- _WHAT YOU ARE ASKED TO DO_:
Write the records out again, precisely as they stand.

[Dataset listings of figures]
_____

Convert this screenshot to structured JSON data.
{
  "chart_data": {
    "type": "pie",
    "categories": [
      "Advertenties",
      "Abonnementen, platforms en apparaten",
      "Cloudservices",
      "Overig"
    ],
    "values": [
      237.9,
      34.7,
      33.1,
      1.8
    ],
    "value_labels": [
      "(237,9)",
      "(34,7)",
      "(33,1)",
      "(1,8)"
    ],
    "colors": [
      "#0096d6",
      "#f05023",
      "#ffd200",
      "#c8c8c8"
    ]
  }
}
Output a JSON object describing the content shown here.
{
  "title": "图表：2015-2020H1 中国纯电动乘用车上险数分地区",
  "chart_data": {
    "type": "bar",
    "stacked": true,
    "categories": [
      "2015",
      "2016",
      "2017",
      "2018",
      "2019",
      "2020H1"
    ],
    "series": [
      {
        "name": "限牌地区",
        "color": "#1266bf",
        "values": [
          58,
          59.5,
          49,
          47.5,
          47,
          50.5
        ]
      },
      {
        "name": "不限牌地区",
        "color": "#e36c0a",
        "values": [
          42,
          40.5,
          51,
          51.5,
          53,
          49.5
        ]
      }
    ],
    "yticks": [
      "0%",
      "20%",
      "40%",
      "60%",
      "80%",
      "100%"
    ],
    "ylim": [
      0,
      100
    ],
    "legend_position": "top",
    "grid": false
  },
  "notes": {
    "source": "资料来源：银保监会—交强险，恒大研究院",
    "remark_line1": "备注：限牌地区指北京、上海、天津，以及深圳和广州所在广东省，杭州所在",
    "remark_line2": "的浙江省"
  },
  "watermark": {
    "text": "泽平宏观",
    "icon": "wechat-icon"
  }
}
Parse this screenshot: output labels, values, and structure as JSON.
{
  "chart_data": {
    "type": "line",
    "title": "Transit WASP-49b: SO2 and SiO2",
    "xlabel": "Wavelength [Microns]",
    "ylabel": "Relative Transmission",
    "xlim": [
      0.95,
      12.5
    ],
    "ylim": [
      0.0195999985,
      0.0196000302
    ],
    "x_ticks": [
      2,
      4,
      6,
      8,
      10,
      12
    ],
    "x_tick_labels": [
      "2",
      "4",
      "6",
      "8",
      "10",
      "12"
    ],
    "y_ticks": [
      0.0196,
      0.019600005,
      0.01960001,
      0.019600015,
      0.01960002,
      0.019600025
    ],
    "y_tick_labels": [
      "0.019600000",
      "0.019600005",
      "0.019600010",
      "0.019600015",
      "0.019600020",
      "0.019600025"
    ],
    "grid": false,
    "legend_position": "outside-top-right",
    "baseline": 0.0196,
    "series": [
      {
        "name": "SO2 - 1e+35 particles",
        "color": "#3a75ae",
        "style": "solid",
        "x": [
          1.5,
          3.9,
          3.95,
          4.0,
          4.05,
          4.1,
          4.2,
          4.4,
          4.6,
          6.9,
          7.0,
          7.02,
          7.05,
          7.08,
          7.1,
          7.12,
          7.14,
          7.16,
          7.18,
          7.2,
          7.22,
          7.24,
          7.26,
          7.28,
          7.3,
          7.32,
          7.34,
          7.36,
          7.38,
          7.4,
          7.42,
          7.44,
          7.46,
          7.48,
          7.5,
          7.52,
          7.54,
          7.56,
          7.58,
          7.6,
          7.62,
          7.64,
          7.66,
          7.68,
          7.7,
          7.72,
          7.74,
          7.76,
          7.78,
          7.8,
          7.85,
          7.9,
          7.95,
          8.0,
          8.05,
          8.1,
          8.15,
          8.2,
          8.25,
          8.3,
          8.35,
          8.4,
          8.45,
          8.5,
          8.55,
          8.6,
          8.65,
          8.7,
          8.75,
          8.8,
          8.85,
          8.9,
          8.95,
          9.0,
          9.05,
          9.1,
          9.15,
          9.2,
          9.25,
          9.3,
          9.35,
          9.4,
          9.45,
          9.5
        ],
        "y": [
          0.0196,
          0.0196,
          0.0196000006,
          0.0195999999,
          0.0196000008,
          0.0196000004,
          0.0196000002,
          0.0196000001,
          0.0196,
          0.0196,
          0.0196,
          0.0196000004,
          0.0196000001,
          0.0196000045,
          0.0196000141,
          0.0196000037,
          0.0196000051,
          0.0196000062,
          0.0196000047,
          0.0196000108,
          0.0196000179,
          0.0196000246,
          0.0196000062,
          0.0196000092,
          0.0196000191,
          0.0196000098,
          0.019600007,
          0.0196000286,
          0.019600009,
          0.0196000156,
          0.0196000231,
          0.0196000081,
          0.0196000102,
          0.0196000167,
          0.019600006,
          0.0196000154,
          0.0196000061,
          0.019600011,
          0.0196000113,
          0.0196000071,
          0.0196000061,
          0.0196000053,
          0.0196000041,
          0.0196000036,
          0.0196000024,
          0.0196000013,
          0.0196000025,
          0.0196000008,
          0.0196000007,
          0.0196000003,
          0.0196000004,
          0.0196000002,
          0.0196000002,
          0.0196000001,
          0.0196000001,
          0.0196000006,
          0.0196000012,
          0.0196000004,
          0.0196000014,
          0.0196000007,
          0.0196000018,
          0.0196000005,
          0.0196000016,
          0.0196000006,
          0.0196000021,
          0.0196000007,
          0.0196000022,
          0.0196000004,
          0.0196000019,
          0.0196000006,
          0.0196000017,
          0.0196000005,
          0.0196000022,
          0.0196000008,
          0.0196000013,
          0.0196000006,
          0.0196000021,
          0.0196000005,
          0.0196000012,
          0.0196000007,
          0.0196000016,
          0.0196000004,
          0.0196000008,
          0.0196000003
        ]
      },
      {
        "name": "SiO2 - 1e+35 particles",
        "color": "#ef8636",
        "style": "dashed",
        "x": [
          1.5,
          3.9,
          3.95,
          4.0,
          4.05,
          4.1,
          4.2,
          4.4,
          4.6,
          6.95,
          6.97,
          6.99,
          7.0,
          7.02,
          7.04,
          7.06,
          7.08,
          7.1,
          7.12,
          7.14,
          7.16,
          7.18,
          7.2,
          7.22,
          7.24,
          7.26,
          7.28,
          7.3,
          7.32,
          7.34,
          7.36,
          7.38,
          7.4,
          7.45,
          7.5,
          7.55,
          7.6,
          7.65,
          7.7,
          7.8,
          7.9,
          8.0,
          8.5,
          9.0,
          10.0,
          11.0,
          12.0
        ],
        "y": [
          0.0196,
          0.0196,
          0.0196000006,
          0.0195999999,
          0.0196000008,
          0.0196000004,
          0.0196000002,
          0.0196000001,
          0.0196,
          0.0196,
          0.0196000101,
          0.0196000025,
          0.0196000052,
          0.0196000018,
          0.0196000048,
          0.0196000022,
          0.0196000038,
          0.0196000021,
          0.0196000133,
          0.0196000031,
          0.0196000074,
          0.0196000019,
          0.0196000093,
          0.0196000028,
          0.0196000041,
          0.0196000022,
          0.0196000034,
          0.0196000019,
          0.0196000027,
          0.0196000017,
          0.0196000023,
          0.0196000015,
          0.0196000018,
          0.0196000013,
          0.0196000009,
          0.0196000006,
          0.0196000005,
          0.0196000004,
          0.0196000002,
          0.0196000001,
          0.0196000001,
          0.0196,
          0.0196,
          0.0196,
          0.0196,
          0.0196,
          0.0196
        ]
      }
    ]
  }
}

_____

- _TASK RESPONSE_:
Convert this screenshot to structured JSON data.
{
  "chart_data": {
    "type": "pie",
    "categories": [
      "Advertenties",
      "Abonnementen, platforms en apparaten",
      "Cloudservices",
      "Overig"
    ],
    "values": [
      237.9,
      34.7,
      33.1,
      1.8
    ],
    "value_labels": [
      "(237,9)",
      "(34,7)",
      "(33,1)",
      "(1,8)"
    ],
    "colors": [
      "#0096d6",
      "#f05023",
      "#ffd200",
      "#c8c8c8"
    ]
  }
}
Output a JSON object describing the content shown here.
{
  "title": "图表：2015-2020H1 中国纯电动乘用车上险数分地区",
  "chart_data": {
    "type": "bar",
    "stacked": true,
    "categories": [
      "2015",
      "2016",
      "2017",
      "2018",
      "2019",
      "2020H1"
    ],
    "series": [
      {
        "name": "限牌地区",
        "color": "#1266bf",
        "values": [
          58,
          59.5,
          49,
          47.5,
          47,
          50.5
        ]
      },
      {
        "name": "不限牌地区",
        "color": "#e36c0a",
        "values": [
          42,
          40.5,
          51,
          51.5,
          53,
          49.5
        ]
      }
    ],
    "yticks": [
      "0%",
      "20%",
      "40%",
      "60%",
      "80%",
      "100%"
    ],
    "ylim": [
      0,
      100
    ],
    "legend_position": "top",
    "grid": false
  },
  "notes": {
    "source": "资料来源：银保监会—交强险，恒大研究院",
    "remark_line1": "备注：限牌地区指北京、上海、天津，以及深圳和广州所在广东省，杭州所在",
    "remark_line2": "的浙江省"
  },
  "watermark": {
    "text": "泽平宏观",
    "icon": "wechat-icon"
  }
}
Parse this screenshot: output labels, values, and structure as JSON.
{
  "chart_data": {
    "type": "line",
    "title": "Transit WASP-49b: SO2 and SiO2",
    "xlabel": "Wavelength [Microns]",
    "ylabel": "Relative Transmission",
    "xlim": [
      0.95,
      12.5
    ],
    "ylim": [
      0.0195999985,
      0.0196000302
    ],
    "x_ticks": [
      2,
      4,
      6,
      8,
      10,
      12
    ],
    "x_tick_labels": [
      "2",
      "4",
      "6",
      "8",
      "10",
      "12"
    ],
    "y_ticks": [
      0.0196,
      0.019600005,
      0.01960001,
      0.019600015,
      0.01960002,
      0.019600025
    ],
    "y_tick_labels": [
      "0.019600000",
      "0.019600005",
      "0.019600010",
      "0.019600015",
      "0.019600020",
      "0.019600025"
    ],
    "grid": false,
    "legend_position": "outside-top-right",
    "baseline": 0.0196,
    "series": [
      {
        "name": "SO2 - 1e+35 particles",
        "color": "#3a75ae",
        "style": "solid",
        "x": [
          1.5,
          3.9,
          3.95,
          4.0,
          4.05,
          4.1,
          4.2,
          4.4,
          4.6,
          6.9,
          7.0,
          7.02,
          7.05,
          7.08,
          7.1,
          7.12,
          7.14,
          7.16,
          7.18,
          7.2,
          7.22,
          7.24,
          7.26,
          7.28,
          7.3,
          7.32,
          7.34,
          7.36,
          7.38,
          7.4,
          7.42,
          7.44,
          7.46,
          7.48,
          7.5,
          7.52,
          7.54,
          7.56,
          7.58,
          7.6,
          7.62,
          7.64,
          7.66,
          7.68,
          7.7,
          7.72,
          7.74,
          7.76,
          7.78,
          7.8,
          7.85,
          7.9,
          7.95,
          8.0,
          8.05,
          8.1,
          8.15,
          8.2,
          8.25,
          8.3,
          8.35,
          8.4,
          8.45,
          8.5,
          8.55,
          8.6,
          8.65,
          8.7,
          8.75,
          8.8,
          8.85,
          8.9,
          8.95,
          9.0,
          9.05,
          9.1,
          9.15,
          9.2,
          9.25,
          9.3,
          9.35,
          9.4,
          9.45,
          9.5
        ],
        "y": [
          0.0196,
          0.0196,
          0.0196000006,
          0.0195999999,
          0.0196000008,
          0.0196000004,
          0.0196000002,
          0.0196000001,
          0.0196,
          0.0196,
          0.0196,
          0.0196000004,
          0.0196000001,
          0.0196000045,
          0.0196000141,
          0.0196000037,
          0.0196000051,
          0.0196000062,
          0.0196000047,
          0.0196000108,
          0.0196000179,
          0.0196000246,
          0.0196000062,
          0.0196000092,
          0.0196000191,
          0.0196000098,
          0.019600007,
          0.0196000286,
          0.019600009,
          0.0196000156,
          0.0196000231,
          0.0196000081,
          0.0196000102,
          0.0196000167,
          0.019600006,
          0.0196000154,
          0.0196000061,
          0.019600011,
          0.0196000113,
          0.0196000071,
          0.0196000061,
          0.0196000053,
          0.0196000041,
          0.0196000036,
          0.0196000024,
          0.0196000013,
          0.0196000025,
          0.0196000008,
          0.0196000007,
          0.0196000003,
          0.0196000004,
          0.0196000002,
          0.0196000002,
          0.0196000001,
          0.0196000001,
          0.0196000006,
          0.0196000012,
          0.0196000004,
          0.0196000014,
          0.0196000007,
          0.0196000018,
          0.0196000005,
          0.0196000016,
          0.0196000006,
          0.0196000021,
          0.0196000007,
          0.0196000022,
          0.0196000004,
          0.0196000019,
          0.0196000006,
          0.0196000017,
          0.0196000005,
          0.0196000022,
          0.0196000008,
          0.0196000013,
          0.0196000006,
          0.0196000021,
          0.0196000005,
          0.0196000012,
          0.0196000007,
          0.0196000016,
          0.0196000004,
          0.0196000008,
          0.0196000003
        ]
      },
      {
        "name": "SiO2 - 1e+35 particles",
        "color": "#ef8636",
        "style": "dashed",
        "x": [
          1.5,
          3.9,
          3.95,
          4.0,
          4.05,
          4.1,
          4.2,
          4.4,
          4.6,
          6.95,
          6.97,
          6.99,
          7.0,
          7.02,
          7.04,
          7.06,
          7.08,
          7.1,
          7.12,
          7.14,
          7.16,
          7.18,
          7.2,
          7.22,
          7.24,
          7.26,
          7.28,
          7.3,
          7.32,
          7.34,
          7.36,
          7.38,
          7.4,
          7.45,
          7.5,
          7.55,
          7.6,
          7.65,
          7.7,
          7.8,
          7.9,
          8.0,
          8.5,
          9.0,
          10.0,
          11.0,
          12.0
        ],
        "y": [
          0.0196,
          0.0196,
          0.0196000006,
          0.0195999999,
          0.0196000008,
          0.0196000004,
          0.0196000002,
          0.0196000001,
          0.0196,
          0.0196,
          0.0196000101,
          0.0196000025,
          0.0196000052,
          0.0196000018,
          0.0196000048,
          0.0196000022,
          0.0196000038,
          0.0196000021,
          0.0196000133,
          0.0196000031,
          0.0196000074,
          0.0196000019,
          0.0196000093,
          0.0196000028,
          0.0196000041,
          0.0196000022,
          0.0196000034,
          0.0196000019,
          0.0196000027,
          0.0196000017,
          0.0196000023,
          0.0196000015,
          0.0196000018,
          0.0196000013,
          0.0196000009,
          0.0196000006,
          0.0196000005,
          0.0196000004,
          0.0196000002,
          0.0196000001,
          0.0196000001,
          0.0196,
          0.0196,
          0.0196,
          0.0196,
          0.0196,
          0.0196
        ]
      }
    ]
  }
}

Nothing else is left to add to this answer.